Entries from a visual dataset
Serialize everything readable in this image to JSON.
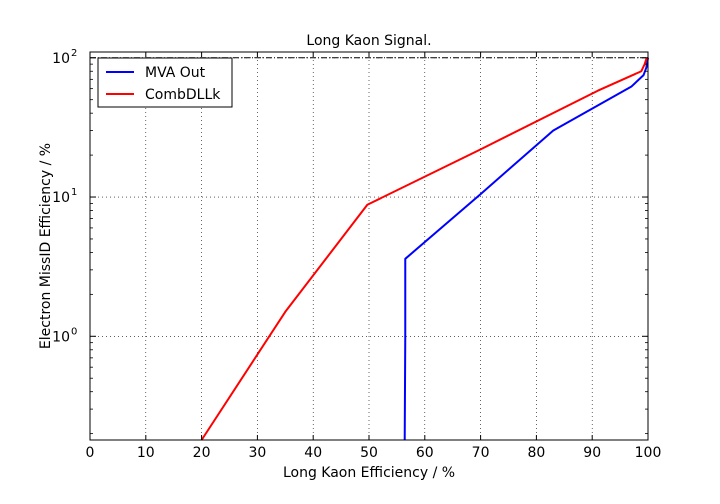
{
  "chart_data": {
    "type": "line",
    "title": "Long Kaon Signal.",
    "xlabel": "Long Kaon Efficiency / %",
    "ylabel": "Electron MissID Efficiency / %",
    "xlim": [
      0,
      100
    ],
    "ylim": [
      0.18,
      110
    ],
    "yscale": "log",
    "grid": true,
    "legend_position": "top-left",
    "x_ticks": [
      0,
      10,
      20,
      30,
      40,
      50,
      60,
      70,
      80,
      90,
      100
    ],
    "x_tick_labels": [
      "0",
      "10",
      "20",
      "30",
      "40",
      "50",
      "60",
      "70",
      "80",
      "90",
      "100"
    ],
    "y_ticks": [
      1,
      10,
      100
    ],
    "y_tick_labels": [
      "10^0",
      "10^1",
      "10^2"
    ],
    "reference_line": {
      "y": 100,
      "style": "dash-dot"
    },
    "series": [
      {
        "name": "MVA Out",
        "color": "#0000ff",
        "points": [
          [
            56.4,
            0.18
          ],
          [
            56.5,
            1.0
          ],
          [
            56.5,
            3.6
          ],
          [
            70,
            10.5
          ],
          [
            83,
            30
          ],
          [
            97,
            62
          ],
          [
            99.2,
            75
          ],
          [
            99.7,
            85
          ],
          [
            100,
            100
          ]
        ]
      },
      {
        "name": "CombDLLk",
        "color": "#ff0000",
        "points": [
          [
            20,
            0.18
          ],
          [
            35,
            1.5
          ],
          [
            49.7,
            8.8
          ],
          [
            70,
            22
          ],
          [
            91,
            58
          ],
          [
            98.8,
            80
          ],
          [
            99.4,
            90
          ],
          [
            99.7,
            98
          ],
          [
            100,
            100
          ]
        ]
      }
    ]
  }
}
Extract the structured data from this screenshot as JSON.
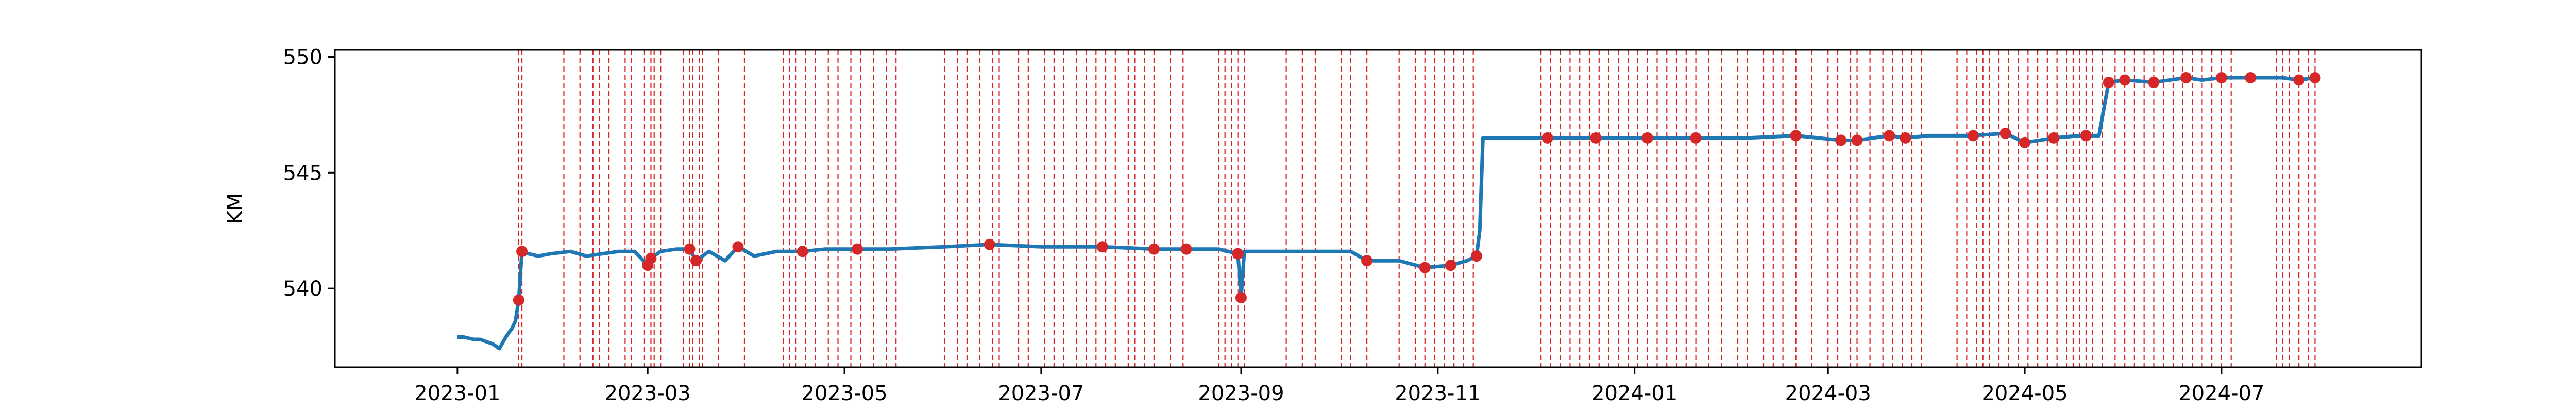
{
  "chart_data": {
    "type": "line",
    "title": "",
    "xlabel": "",
    "ylabel": "KM",
    "x_range": [
      "2022-11-24",
      "2024-09-01"
    ],
    "y_range": [
      536.6,
      550.3
    ],
    "grid": false,
    "legend": "none",
    "x_ticks": [
      "2023-01",
      "2023-03",
      "2023-05",
      "2023-07",
      "2023-09",
      "2023-11",
      "2024-01",
      "2024-03",
      "2024-05",
      "2024-07"
    ],
    "y_ticks": [
      "540",
      "545",
      "550"
    ],
    "series": [
      {
        "color": "#1f77b4",
        "x": [
          "2023-01-01",
          "2023-01-03",
          "2023-01-06",
          "2023-01-08",
          "2023-01-10",
          "2023-01-12",
          "2023-01-14",
          "2023-01-16",
          "2023-01-18",
          "2023-01-19",
          "2023-01-20",
          "2023-01-21",
          "2023-01-23",
          "2023-01-26",
          "2023-01-30",
          "2023-02-05",
          "2023-02-10",
          "2023-02-15",
          "2023-02-20",
          "2023-02-25",
          "2023-03-01",
          "2023-03-02",
          "2023-03-05",
          "2023-03-10",
          "2023-03-14",
          "2023-03-16",
          "2023-03-20",
          "2023-03-25",
          "2023-03-29",
          "2023-04-03",
          "2023-04-10",
          "2023-04-18",
          "2023-04-25",
          "2023-05-05",
          "2023-05-15",
          "2023-06-01",
          "2023-06-15",
          "2023-07-01",
          "2023-07-20",
          "2023-08-05",
          "2023-08-15",
          "2023-08-25",
          "2023-08-31",
          "2023-09-01",
          "2023-09-02",
          "2023-09-10",
          "2023-09-25",
          "2023-10-05",
          "2023-10-10",
          "2023-10-20",
          "2023-10-28",
          "2023-11-05",
          "2023-11-10",
          "2023-11-13",
          "2023-11-14",
          "2023-11-15",
          "2023-11-20",
          "2023-12-05",
          "2023-12-20",
          "2024-01-05",
          "2024-01-20",
          "2024-02-05",
          "2024-02-20",
          "2024-03-05",
          "2024-03-10",
          "2024-03-20",
          "2024-03-25",
          "2024-04-01",
          "2024-04-15",
          "2024-04-25",
          "2024-05-01",
          "2024-05-10",
          "2024-05-18",
          "2024-05-20",
          "2024-05-24",
          "2024-05-27",
          "2024-06-01",
          "2024-06-10",
          "2024-06-20",
          "2024-06-25",
          "2024-07-01",
          "2024-07-10",
          "2024-07-20",
          "2024-07-25",
          "2024-07-30"
        ],
        "y": [
          537.9,
          537.9,
          537.8,
          537.8,
          537.7,
          537.6,
          537.4,
          537.9,
          538.3,
          538.6,
          539.5,
          541.6,
          541.5,
          541.4,
          541.5,
          541.6,
          541.4,
          541.5,
          541.6,
          541.6,
          541.0,
          541.3,
          541.6,
          541.7,
          541.7,
          541.2,
          541.6,
          541.2,
          541.8,
          541.4,
          541.6,
          541.6,
          541.7,
          541.7,
          541.7,
          541.8,
          541.9,
          541.8,
          541.8,
          541.7,
          541.7,
          541.7,
          541.5,
          539.6,
          541.6,
          541.6,
          541.6,
          541.6,
          541.2,
          541.2,
          540.9,
          541.0,
          541.2,
          541.4,
          542.5,
          546.5,
          546.5,
          546.5,
          546.5,
          546.5,
          546.5,
          546.5,
          546.6,
          546.4,
          546.4,
          546.6,
          546.5,
          546.6,
          546.6,
          546.7,
          546.3,
          546.5,
          546.6,
          546.6,
          546.6,
          548.9,
          549.0,
          548.9,
          549.1,
          549.0,
          549.1,
          549.1,
          549.1,
          549.0,
          549.1
        ]
      }
    ],
    "markers": {
      "color": "#d62728",
      "x": [
        "2023-01-20",
        "2023-01-21",
        "2023-03-01",
        "2023-03-02",
        "2023-03-14",
        "2023-03-16",
        "2023-03-29",
        "2023-04-18",
        "2023-05-05",
        "2023-06-15",
        "2023-07-20",
        "2023-08-05",
        "2023-08-15",
        "2023-08-31",
        "2023-09-01",
        "2023-10-10",
        "2023-10-28",
        "2023-11-05",
        "2023-11-13",
        "2023-12-05",
        "2023-12-20",
        "2024-01-05",
        "2024-01-20",
        "2024-02-20",
        "2024-03-05",
        "2024-03-10",
        "2024-03-20",
        "2024-03-25",
        "2024-04-15",
        "2024-04-25",
        "2024-05-01",
        "2024-05-10",
        "2024-05-20",
        "2024-05-27",
        "2024-06-01",
        "2024-06-10",
        "2024-06-20",
        "2024-07-01",
        "2024-07-10",
        "2024-07-25",
        "2024-07-30"
      ],
      "y": [
        539.5,
        541.6,
        541.0,
        541.3,
        541.7,
        541.2,
        541.8,
        541.6,
        541.7,
        541.9,
        541.8,
        541.7,
        541.7,
        541.5,
        539.6,
        541.2,
        540.9,
        541.0,
        541.4,
        546.5,
        546.5,
        546.5,
        546.5,
        546.6,
        546.4,
        546.4,
        546.6,
        546.5,
        546.6,
        546.7,
        546.3,
        546.5,
        546.6,
        548.9,
        549.0,
        548.9,
        549.1,
        549.1,
        549.1,
        549.0,
        549.1
      ]
    },
    "vlines": {
      "color": "#d62728",
      "x": [
        "2023-01-20",
        "2023-01-21",
        "2023-02-03",
        "2023-02-08",
        "2023-02-12",
        "2023-02-14",
        "2023-02-17",
        "2023-02-22",
        "2023-02-24",
        "2023-02-28",
        "2023-03-02",
        "2023-03-03",
        "2023-03-05",
        "2023-03-12",
        "2023-03-14",
        "2023-03-15",
        "2023-03-17",
        "2023-03-18",
        "2023-03-23",
        "2023-03-31",
        "2023-04-12",
        "2023-04-14",
        "2023-04-16",
        "2023-04-19",
        "2023-04-22",
        "2023-04-26",
        "2023-04-29",
        "2023-05-03",
        "2023-05-06",
        "2023-05-10",
        "2023-05-14",
        "2023-05-17",
        "2023-06-01",
        "2023-06-05",
        "2023-06-08",
        "2023-06-12",
        "2023-06-16",
        "2023-06-18",
        "2023-06-24",
        "2023-06-27",
        "2023-07-02",
        "2023-07-05",
        "2023-07-08",
        "2023-07-12",
        "2023-07-15",
        "2023-07-18",
        "2023-07-21",
        "2023-07-24",
        "2023-07-28",
        "2023-07-30",
        "2023-08-02",
        "2023-08-05",
        "2023-08-10",
        "2023-08-14",
        "2023-08-25",
        "2023-08-27",
        "2023-08-29",
        "2023-08-31",
        "2023-09-02",
        "2023-09-15",
        "2023-09-20",
        "2023-09-24",
        "2023-10-02",
        "2023-10-05",
        "2023-10-10",
        "2023-10-20",
        "2023-10-25",
        "2023-10-28",
        "2023-10-31",
        "2023-11-03",
        "2023-11-06",
        "2023-11-09",
        "2023-11-12",
        "2023-12-03",
        "2023-12-06",
        "2023-12-09",
        "2023-12-12",
        "2023-12-15",
        "2023-12-18",
        "2023-12-21",
        "2023-12-24",
        "2023-12-27",
        "2023-12-30",
        "2024-01-02",
        "2024-01-05",
        "2024-01-08",
        "2024-01-11",
        "2024-01-14",
        "2024-01-17",
        "2024-01-20",
        "2024-01-24",
        "2024-01-28",
        "2024-02-02",
        "2024-02-05",
        "2024-02-10",
        "2024-02-13",
        "2024-02-16",
        "2024-02-20",
        "2024-02-25",
        "2024-03-01",
        "2024-03-04",
        "2024-03-08",
        "2024-03-10",
        "2024-03-14",
        "2024-03-18",
        "2024-03-21",
        "2024-03-24",
        "2024-03-27",
        "2024-03-30",
        "2024-04-10",
        "2024-04-13",
        "2024-04-16",
        "2024-04-18",
        "2024-04-20",
        "2024-04-23",
        "2024-04-26",
        "2024-04-29",
        "2024-05-02",
        "2024-05-05",
        "2024-05-08",
        "2024-05-11",
        "2024-05-14",
        "2024-05-16",
        "2024-05-18",
        "2024-05-20",
        "2024-05-22",
        "2024-05-25",
        "2024-05-29",
        "2024-06-01",
        "2024-06-04",
        "2024-06-07",
        "2024-06-10",
        "2024-06-13",
        "2024-06-16",
        "2024-06-19",
        "2024-06-22",
        "2024-06-25",
        "2024-06-28",
        "2024-07-01",
        "2024-07-04",
        "2024-07-18",
        "2024-07-20",
        "2024-07-22",
        "2024-07-25",
        "2024-07-28",
        "2024-07-30"
      ]
    }
  }
}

**EXERCISE TASK**.
Pick out each line above that includes "xlabel" and show it.

**COMPLETE ANSWER**.
    "xlabel": "Long Kaon Efficiency / %",
    "xlabel": "",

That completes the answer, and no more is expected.